**GIVEN PROBLEM:** Write out the whole listing exactly as it stands.

Figure collection entries:
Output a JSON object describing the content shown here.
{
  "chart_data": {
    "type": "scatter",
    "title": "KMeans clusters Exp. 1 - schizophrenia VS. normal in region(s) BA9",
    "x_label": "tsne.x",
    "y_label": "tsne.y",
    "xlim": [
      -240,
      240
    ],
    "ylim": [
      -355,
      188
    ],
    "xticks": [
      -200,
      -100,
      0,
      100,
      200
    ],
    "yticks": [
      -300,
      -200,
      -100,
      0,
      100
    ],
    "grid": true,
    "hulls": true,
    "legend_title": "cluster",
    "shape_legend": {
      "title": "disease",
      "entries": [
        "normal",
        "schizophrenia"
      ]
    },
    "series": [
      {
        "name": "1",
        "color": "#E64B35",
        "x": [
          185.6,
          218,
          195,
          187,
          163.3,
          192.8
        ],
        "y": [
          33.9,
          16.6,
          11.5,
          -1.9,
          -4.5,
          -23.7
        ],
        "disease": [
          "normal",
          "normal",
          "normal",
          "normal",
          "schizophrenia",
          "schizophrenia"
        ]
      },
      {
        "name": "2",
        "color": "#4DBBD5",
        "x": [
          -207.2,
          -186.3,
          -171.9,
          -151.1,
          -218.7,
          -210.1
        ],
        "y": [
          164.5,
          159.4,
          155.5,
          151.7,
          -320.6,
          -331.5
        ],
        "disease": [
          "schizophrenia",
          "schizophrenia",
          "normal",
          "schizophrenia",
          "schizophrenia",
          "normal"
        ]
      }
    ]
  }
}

**COMPLETE ANSWER:**
Output a JSON object describing the content shown here.
{
  "chart_data": {
    "type": "scatter",
    "title": "KMeans clusters Exp. 1 - schizophrenia VS. normal in region(s) BA9",
    "x_label": "tsne.x",
    "y_label": "tsne.y",
    "xlim": [
      -240,
      240
    ],
    "ylim": [
      -355,
      188
    ],
    "xticks": [
      -200,
      -100,
      0,
      100,
      200
    ],
    "yticks": [
      -300,
      -200,
      -100,
      0,
      100
    ],
    "grid": true,
    "hulls": true,
    "legend_title": "cluster",
    "shape_legend": {
      "title": "disease",
      "entries": [
        "normal",
        "schizophrenia"
      ]
    },
    "series": [
      {
        "name": "1",
        "color": "#E64B35",
        "x": [
          185.6,
          218,
          195,
          187,
          163.3,
          192.8
        ],
        "y": [
          33.9,
          16.6,
          11.5,
          -1.9,
          -4.5,
          -23.7
        ],
        "disease": [
          "normal",
          "normal",
          "normal",
          "normal",
          "schizophrenia",
          "schizophrenia"
        ]
      },
      {
        "name": "2",
        "color": "#4DBBD5",
        "x": [
          -207.2,
          -186.3,
          -171.9,
          -151.1,
          -218.7,
          -210.1
        ],
        "y": [
          164.5,
          159.4,
          155.5,
          151.7,
          -320.6,
          -331.5
        ],
        "disease": [
          "schizophrenia",
          "schizophrenia",
          "normal",
          "schizophrenia",
          "schizophrenia",
          "normal"
        ]
      }
    ]
  }
}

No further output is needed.